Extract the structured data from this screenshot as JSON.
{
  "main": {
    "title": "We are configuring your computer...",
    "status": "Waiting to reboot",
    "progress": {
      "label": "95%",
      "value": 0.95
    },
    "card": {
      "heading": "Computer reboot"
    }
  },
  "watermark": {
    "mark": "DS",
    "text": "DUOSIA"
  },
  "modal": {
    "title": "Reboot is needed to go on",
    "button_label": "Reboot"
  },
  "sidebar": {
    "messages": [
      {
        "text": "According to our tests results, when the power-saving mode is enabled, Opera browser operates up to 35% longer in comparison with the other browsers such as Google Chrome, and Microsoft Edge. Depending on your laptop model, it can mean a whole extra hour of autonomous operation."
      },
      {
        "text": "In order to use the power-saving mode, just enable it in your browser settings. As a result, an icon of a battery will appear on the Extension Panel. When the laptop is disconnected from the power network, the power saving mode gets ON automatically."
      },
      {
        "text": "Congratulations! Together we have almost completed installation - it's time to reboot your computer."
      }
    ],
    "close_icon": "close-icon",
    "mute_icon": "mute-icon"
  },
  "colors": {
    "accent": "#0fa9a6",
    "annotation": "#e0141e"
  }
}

-.-.-

**Job:** Retype the whole listing, matching it exactly.

**Response:**
Extract the structured data from this screenshot as JSON.
{
  "main": {
    "title": "We are configuring your computer...",
    "status": "Waiting to reboot",
    "progress": {
      "label": "95%",
      "value": 0.95
    },
    "card": {
      "heading": "Computer reboot"
    }
  },
  "watermark": {
    "mark": "DS",
    "text": "DUOSIA"
  },
  "modal": {
    "title": "Reboot is needed to go on",
    "button_label": "Reboot"
  },
  "sidebar": {
    "messages": [
      {
        "text": "According to our tests results, when the power-saving mode is enabled, Opera browser operates up to 35% longer in comparison with the other browsers such as Google Chrome, and Microsoft Edge. Depending on your laptop model, it can mean a whole extra hour of autonomous operation."
      },
      {
        "text": "In order to use the power-saving mode, just enable it in your browser settings. As a result, an icon of a battery will appear on the Extension Panel. When the laptop is disconnected from the power network, the power saving mode gets ON automatically."
      },
      {
        "text": "Congratulations! Together we have almost completed installation - it's time to reboot your computer."
      }
    ],
    "close_icon": "close-icon",
    "mute_icon": "mute-icon"
  },
  "colors": {
    "accent": "#0fa9a6",
    "annotation": "#e0141e"
  }
}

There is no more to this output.